Stated exercise: Omit all pictures. Copy exactly the lines from the line containing "Decode this image" to the end of the listing, with both ends included.

Rows:
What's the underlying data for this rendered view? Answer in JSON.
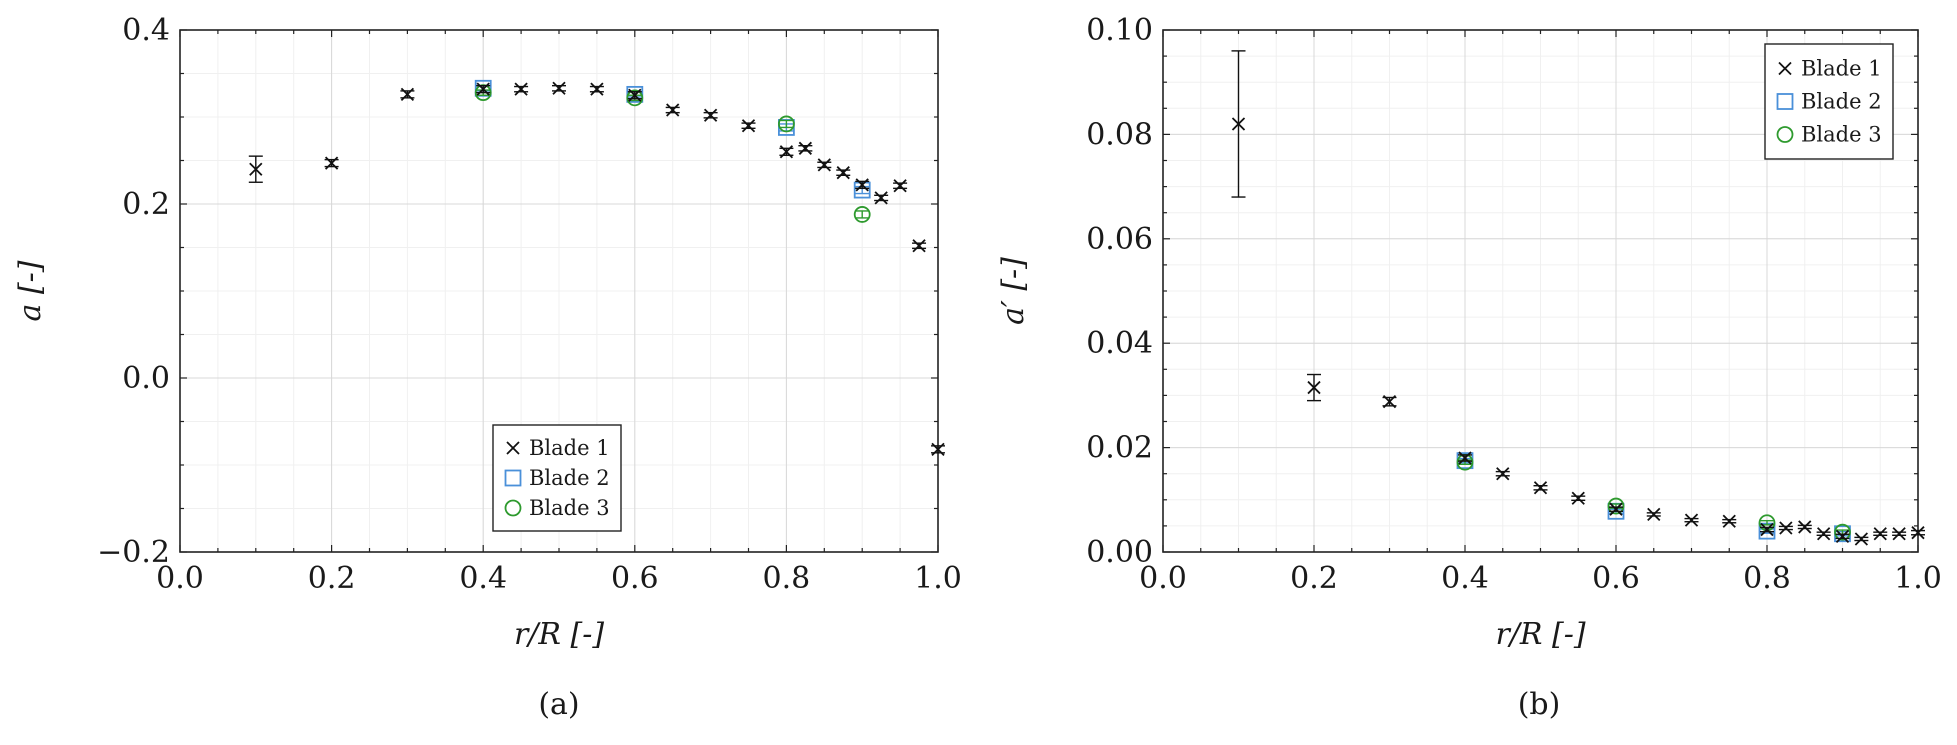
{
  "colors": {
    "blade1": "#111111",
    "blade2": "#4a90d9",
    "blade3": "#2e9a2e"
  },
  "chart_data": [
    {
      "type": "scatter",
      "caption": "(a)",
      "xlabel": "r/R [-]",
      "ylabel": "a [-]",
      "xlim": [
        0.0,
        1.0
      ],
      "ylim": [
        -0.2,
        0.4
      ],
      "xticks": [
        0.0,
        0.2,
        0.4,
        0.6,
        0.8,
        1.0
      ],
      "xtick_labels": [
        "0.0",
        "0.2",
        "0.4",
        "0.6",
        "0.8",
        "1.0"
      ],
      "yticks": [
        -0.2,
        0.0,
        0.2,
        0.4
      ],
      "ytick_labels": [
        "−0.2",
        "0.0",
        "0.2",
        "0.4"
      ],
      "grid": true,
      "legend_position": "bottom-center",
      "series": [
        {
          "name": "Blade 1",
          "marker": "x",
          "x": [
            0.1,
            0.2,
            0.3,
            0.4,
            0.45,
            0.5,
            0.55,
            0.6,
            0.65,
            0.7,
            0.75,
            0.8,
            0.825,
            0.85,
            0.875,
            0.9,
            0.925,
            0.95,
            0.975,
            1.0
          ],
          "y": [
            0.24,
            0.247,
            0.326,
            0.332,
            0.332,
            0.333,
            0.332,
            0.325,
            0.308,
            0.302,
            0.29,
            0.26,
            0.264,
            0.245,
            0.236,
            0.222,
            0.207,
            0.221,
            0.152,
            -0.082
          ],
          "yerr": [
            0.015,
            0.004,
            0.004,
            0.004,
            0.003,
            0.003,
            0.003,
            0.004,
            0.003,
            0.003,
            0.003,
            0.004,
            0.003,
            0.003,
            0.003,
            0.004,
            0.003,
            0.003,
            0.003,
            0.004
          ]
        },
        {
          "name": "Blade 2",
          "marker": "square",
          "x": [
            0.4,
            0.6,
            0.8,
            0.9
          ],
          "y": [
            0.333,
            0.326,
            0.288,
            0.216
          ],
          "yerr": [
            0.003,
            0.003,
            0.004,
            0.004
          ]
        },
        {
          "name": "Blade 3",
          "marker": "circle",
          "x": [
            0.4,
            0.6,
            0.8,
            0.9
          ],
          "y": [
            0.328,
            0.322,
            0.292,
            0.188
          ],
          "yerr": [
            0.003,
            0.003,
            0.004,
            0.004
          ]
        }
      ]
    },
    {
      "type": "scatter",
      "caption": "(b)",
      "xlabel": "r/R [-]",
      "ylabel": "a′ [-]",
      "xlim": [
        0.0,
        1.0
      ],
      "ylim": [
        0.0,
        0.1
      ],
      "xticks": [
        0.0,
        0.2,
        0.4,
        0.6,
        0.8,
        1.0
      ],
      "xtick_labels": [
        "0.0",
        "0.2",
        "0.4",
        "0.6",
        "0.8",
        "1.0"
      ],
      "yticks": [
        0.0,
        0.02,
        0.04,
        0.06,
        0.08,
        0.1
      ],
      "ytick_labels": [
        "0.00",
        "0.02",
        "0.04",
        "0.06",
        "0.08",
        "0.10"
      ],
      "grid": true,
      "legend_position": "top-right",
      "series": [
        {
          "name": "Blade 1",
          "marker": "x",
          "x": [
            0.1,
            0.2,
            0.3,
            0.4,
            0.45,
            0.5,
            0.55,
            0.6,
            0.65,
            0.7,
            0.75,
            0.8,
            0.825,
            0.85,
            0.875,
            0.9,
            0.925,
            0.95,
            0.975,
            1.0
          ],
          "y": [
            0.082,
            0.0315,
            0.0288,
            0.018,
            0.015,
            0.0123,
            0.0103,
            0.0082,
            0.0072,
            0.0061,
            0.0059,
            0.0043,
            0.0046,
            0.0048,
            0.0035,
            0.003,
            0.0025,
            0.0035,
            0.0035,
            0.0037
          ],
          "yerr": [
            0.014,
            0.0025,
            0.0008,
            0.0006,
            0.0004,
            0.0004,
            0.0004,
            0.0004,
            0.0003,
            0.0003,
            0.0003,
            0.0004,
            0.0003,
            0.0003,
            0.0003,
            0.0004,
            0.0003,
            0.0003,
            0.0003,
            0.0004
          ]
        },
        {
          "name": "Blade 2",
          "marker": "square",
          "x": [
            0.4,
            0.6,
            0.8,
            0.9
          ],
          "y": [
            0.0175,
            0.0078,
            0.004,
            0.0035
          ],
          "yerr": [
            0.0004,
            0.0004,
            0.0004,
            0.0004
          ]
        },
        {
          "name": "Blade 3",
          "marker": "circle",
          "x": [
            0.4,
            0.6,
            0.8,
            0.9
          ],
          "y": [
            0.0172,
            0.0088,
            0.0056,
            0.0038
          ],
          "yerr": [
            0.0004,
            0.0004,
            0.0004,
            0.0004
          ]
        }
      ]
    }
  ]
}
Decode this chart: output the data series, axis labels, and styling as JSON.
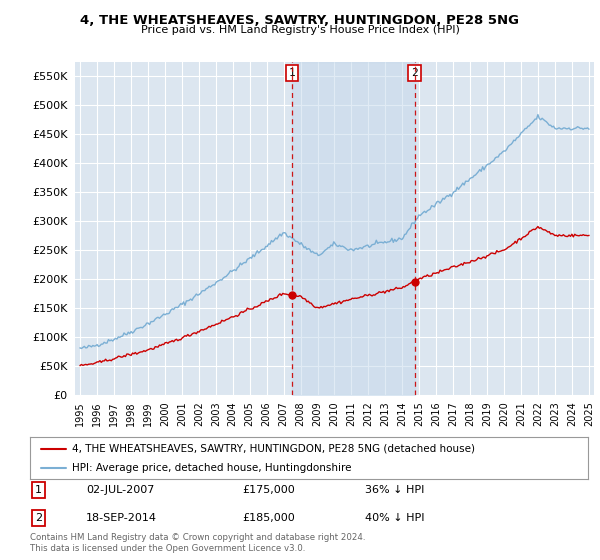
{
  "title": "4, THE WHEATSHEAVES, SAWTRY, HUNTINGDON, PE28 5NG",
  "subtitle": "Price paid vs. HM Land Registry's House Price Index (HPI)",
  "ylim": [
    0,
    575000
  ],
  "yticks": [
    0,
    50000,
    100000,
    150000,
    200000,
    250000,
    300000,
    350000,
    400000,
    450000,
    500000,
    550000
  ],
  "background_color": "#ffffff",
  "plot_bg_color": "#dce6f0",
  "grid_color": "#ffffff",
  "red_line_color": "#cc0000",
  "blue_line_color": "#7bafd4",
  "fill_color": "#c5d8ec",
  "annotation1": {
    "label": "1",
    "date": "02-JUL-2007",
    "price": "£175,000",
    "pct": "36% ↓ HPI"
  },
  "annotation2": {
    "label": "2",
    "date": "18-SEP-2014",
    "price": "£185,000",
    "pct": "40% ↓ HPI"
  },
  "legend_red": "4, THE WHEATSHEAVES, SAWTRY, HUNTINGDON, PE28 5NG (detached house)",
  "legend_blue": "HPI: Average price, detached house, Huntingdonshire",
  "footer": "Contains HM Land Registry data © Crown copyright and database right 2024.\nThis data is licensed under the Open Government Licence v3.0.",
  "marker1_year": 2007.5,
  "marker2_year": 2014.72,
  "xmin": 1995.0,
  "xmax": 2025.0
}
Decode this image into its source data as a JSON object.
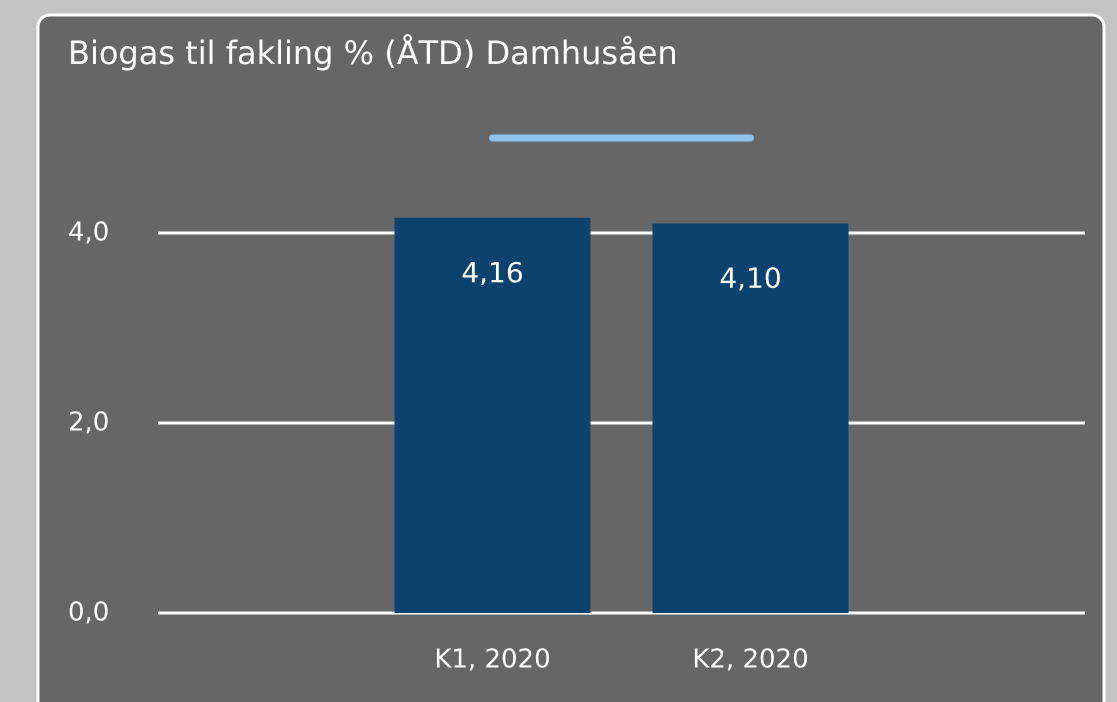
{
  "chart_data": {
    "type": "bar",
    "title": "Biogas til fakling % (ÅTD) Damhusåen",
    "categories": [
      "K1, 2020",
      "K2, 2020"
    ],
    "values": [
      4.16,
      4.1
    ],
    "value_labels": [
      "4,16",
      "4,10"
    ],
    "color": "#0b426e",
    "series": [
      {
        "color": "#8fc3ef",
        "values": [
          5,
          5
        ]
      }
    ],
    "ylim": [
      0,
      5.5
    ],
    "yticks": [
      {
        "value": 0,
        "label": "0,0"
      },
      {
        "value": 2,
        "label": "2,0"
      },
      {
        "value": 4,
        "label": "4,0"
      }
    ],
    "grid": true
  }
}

Worked solution:
Decode this image into its source data as a JSON object.
{
  "chart_data": {
    "type": "bar",
    "title": "Biogas til fakling % (ÅTD) Damhusåen",
    "categories": [
      "K1, 2020",
      "K2, 2020"
    ],
    "values": [
      4.16,
      4.1
    ],
    "value_labels": [
      "4,16",
      "4,10"
    ],
    "color": "#0b426e",
    "series": [
      {
        "color": "#8fc3ef",
        "values": [
          5,
          5
        ]
      }
    ],
    "ylim": [
      0,
      5.5
    ],
    "yticks": [
      {
        "value": 0,
        "label": "0,0"
      },
      {
        "value": 2,
        "label": "2,0"
      },
      {
        "value": 4,
        "label": "4,0"
      }
    ],
    "grid": true
  }
}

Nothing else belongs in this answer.